Directive - Copy out the lines word for word, starting with the first one and going on through the line that contains "candle-body — [291, 290, 293, 293]".
>> begin
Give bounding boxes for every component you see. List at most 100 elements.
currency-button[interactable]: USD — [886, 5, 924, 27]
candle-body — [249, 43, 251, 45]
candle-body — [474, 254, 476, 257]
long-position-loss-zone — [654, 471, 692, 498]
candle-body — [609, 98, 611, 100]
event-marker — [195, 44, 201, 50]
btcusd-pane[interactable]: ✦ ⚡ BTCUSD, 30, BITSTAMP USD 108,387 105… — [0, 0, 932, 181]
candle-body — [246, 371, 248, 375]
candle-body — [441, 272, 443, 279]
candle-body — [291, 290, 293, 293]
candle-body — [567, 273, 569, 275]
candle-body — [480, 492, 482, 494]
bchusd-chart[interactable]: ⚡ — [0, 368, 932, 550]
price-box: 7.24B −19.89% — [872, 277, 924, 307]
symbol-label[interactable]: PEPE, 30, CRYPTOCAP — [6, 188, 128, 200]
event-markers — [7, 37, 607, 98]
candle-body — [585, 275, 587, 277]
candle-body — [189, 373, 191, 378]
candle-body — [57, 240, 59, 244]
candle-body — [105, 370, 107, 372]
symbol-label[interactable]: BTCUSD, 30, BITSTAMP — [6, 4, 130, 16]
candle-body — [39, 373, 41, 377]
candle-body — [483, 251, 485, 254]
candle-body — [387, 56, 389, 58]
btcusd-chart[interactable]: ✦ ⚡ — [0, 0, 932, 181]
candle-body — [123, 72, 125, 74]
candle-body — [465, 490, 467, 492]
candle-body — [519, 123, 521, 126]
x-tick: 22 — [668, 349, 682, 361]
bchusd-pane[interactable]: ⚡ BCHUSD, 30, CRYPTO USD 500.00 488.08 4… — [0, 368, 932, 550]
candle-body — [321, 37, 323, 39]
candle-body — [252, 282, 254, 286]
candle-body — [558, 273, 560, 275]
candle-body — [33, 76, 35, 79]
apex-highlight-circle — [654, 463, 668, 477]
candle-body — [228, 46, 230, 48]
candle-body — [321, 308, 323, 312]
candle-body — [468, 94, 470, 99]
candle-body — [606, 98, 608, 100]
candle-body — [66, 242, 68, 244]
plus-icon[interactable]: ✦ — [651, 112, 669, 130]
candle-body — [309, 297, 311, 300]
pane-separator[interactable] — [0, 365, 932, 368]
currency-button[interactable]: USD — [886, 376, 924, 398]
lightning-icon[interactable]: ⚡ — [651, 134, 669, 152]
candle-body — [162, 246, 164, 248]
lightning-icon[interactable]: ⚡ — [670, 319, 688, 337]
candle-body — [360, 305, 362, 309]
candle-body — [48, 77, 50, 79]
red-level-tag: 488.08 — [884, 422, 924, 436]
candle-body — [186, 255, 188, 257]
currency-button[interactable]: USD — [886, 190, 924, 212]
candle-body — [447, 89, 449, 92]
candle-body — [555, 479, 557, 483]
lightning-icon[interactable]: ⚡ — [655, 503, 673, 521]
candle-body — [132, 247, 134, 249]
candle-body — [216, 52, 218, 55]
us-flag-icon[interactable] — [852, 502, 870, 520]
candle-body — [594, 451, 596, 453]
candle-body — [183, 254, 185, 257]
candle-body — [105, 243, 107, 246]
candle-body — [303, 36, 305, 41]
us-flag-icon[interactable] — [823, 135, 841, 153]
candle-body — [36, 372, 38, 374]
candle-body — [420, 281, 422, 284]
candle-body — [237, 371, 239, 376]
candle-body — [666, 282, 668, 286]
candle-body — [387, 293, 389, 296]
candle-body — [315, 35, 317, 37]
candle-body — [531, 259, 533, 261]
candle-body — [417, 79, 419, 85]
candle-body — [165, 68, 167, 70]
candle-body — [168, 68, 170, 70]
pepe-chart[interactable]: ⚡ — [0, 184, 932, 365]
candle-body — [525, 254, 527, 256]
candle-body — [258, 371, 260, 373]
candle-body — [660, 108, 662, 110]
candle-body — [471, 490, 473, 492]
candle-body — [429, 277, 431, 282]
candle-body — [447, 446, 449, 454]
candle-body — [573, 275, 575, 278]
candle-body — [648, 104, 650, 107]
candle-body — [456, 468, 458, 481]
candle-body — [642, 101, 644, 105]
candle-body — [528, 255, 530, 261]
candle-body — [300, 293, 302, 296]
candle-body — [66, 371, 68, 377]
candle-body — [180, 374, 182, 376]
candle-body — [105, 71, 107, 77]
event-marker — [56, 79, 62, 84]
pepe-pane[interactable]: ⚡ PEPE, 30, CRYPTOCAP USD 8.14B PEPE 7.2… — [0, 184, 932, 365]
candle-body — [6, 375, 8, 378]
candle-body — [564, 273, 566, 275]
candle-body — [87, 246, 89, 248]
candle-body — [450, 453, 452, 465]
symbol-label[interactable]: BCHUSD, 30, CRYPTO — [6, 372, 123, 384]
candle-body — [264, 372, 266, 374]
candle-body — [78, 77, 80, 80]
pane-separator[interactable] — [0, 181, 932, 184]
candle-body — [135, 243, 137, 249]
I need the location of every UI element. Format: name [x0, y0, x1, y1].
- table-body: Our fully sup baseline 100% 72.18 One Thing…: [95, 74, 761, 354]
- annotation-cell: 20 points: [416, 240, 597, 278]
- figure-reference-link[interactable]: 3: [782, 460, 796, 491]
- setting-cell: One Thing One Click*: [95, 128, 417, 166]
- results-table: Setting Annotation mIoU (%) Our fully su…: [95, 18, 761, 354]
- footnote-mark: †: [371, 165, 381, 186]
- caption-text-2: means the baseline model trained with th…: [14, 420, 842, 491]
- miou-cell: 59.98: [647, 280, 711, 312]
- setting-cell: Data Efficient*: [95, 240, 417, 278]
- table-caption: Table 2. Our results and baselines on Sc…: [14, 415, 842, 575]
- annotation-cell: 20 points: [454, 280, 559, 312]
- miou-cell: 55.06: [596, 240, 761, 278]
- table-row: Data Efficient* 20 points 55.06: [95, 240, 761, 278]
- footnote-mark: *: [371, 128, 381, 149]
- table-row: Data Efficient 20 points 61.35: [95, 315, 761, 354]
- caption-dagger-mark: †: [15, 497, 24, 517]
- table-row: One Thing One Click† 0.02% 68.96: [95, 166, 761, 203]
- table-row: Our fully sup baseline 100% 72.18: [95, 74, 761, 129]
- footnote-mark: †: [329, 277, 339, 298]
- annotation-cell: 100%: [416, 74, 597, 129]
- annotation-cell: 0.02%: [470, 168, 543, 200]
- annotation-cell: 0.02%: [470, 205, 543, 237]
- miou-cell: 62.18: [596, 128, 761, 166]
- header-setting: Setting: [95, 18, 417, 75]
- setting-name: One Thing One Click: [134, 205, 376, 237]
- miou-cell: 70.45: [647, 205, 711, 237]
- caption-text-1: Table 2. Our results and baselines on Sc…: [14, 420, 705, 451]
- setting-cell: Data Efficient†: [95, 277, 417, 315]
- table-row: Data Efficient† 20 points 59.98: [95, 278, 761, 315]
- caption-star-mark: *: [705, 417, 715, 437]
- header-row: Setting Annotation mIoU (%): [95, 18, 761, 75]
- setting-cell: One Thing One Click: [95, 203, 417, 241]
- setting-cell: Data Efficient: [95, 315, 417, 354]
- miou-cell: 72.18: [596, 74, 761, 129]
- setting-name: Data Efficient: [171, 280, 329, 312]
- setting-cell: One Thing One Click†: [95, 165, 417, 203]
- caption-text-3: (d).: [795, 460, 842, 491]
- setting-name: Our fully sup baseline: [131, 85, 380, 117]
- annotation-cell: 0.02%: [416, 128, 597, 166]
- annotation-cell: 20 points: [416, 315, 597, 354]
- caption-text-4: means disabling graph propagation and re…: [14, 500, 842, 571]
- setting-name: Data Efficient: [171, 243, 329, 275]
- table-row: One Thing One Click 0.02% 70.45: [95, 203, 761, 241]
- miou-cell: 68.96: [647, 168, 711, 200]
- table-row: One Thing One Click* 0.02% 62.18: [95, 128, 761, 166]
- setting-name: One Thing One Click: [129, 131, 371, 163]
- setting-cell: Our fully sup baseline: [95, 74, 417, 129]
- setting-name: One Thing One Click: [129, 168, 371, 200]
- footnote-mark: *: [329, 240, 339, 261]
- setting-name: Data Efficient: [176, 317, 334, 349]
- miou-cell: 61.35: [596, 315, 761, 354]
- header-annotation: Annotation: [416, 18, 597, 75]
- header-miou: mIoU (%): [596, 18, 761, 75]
>> end
Answer to this problem -
Give bounding boxes for every component you see. List at most 100 elements.
currency-button[interactable]: USD — [886, 5, 924, 27]
candle-body — [249, 43, 251, 45]
candle-body — [474, 254, 476, 257]
long-position-loss-zone — [654, 471, 692, 498]
candle-body — [609, 98, 611, 100]
event-marker — [195, 44, 201, 50]
btcusd-pane[interactable]: ✦ ⚡ BTCUSD, 30, BITSTAMP USD 108,387 105… — [0, 0, 932, 181]
candle-body — [246, 371, 248, 375]
candle-body — [441, 272, 443, 279]
candle-body — [291, 290, 293, 293]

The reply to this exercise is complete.